→ What to produce: Copy out the data below verbatim.

(Excerpt from a dataset)
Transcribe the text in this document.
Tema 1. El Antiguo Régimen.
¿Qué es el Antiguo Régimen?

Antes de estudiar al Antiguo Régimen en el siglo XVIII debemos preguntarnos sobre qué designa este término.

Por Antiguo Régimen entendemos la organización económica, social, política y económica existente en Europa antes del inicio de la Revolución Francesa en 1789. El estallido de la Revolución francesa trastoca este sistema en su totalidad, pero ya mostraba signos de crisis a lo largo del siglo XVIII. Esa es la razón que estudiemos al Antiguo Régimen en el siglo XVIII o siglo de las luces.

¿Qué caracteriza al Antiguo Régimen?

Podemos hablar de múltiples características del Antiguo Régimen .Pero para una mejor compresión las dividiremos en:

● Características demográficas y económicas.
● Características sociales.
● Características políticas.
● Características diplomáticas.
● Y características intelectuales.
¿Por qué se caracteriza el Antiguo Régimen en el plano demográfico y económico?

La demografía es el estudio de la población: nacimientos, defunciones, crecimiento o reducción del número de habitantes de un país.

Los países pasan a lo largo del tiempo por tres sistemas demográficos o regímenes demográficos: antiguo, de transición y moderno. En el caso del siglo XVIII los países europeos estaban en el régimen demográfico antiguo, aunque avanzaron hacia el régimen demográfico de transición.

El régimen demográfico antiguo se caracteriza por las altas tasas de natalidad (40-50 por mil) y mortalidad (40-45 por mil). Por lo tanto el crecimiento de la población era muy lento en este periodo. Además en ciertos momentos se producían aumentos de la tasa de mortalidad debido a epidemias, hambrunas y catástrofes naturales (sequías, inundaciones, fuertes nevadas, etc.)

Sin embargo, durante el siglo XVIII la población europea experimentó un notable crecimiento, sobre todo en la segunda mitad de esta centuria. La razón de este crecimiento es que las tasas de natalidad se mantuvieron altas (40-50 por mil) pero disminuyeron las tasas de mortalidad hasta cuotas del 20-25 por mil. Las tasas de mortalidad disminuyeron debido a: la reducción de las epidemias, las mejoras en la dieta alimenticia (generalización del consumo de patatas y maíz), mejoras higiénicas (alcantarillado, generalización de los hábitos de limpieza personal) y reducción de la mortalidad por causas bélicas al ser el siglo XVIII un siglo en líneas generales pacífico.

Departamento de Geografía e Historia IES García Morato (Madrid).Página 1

→ In response:
Transcribe the text in this document.
Tema 1. El Antiguo Régimen.
¿Qué es el Antiguo Régimen?

Antes de estudiar al Antiguo Régimen en el siglo XVIII debemos preguntarnos sobre qué designa este término.

Por Antiguo Régimen entendemos la organización económica, social, política y económica existente en Europa antes del inicio de la Revolución Francesa en 1789. El estallido de la Revolución francesa trastoca este sistema en su totalidad, pero ya mostraba signos de crisis a lo largo del siglo XVIII. Esa es la razón que estudiemos al Antiguo Régimen en el siglo XVIII o siglo de las luces.

¿Qué caracteriza al Antiguo Régimen?

Podemos hablar de múltiples características del Antiguo Régimen .Pero para una mejor compresión las dividiremos en:

● Características demográficas y económicas.
● Características sociales.
● Características políticas.
● Características diplomáticas.
● Y características intelectuales.
¿Por qué se caracteriza el Antiguo Régimen en el plano demográfico y económico?

La demografía es el estudio de la población: nacimientos, defunciones, crecimiento o reducción del número de habitantes de un país.

Los países pasan a lo largo del tiempo por tres sistemas demográficos o regímenes demográficos: antiguo, de transición y moderno. En el caso del siglo XVIII los países europeos estaban en el régimen demográfico antiguo, aunque avanzaron hacia el régimen demográfico de transición.

El régimen demográfico antiguo se caracteriza por las altas tasas de natalidad (40-50 por mil) y mortalidad (40-45 por mil). Por lo tanto el crecimiento de la población era muy lento en este periodo. Además en ciertos momentos se producían aumentos de la tasa de mortalidad debido a epidemias, hambrunas y catástrofes naturales (sequías, inundaciones, fuertes nevadas, etc.)

Sin embargo, durante el siglo XVIII la población europea experimentó un notable crecimiento, sobre todo en la segunda mitad de esta centuria. La razón de este crecimiento es que las tasas de natalidad se mantuvieron altas (40-50 por mil) pero disminuyeron las tasas de mortalidad hasta cuotas del 20-25 por mil. Las tasas de mortalidad disminuyeron debido a: la reducción de las epidemias, las mejoras en la dieta alimenticia (generalización del consumo de patatas y maíz), mejoras higiénicas (alcantarillado, generalización de los hábitos de limpieza personal) y reducción de la mortalidad por causas bélicas al ser el siglo XVIII un siglo en líneas generales pacífico.

Departamento de Geografía e Historia IES García Morato (Madrid).Página 1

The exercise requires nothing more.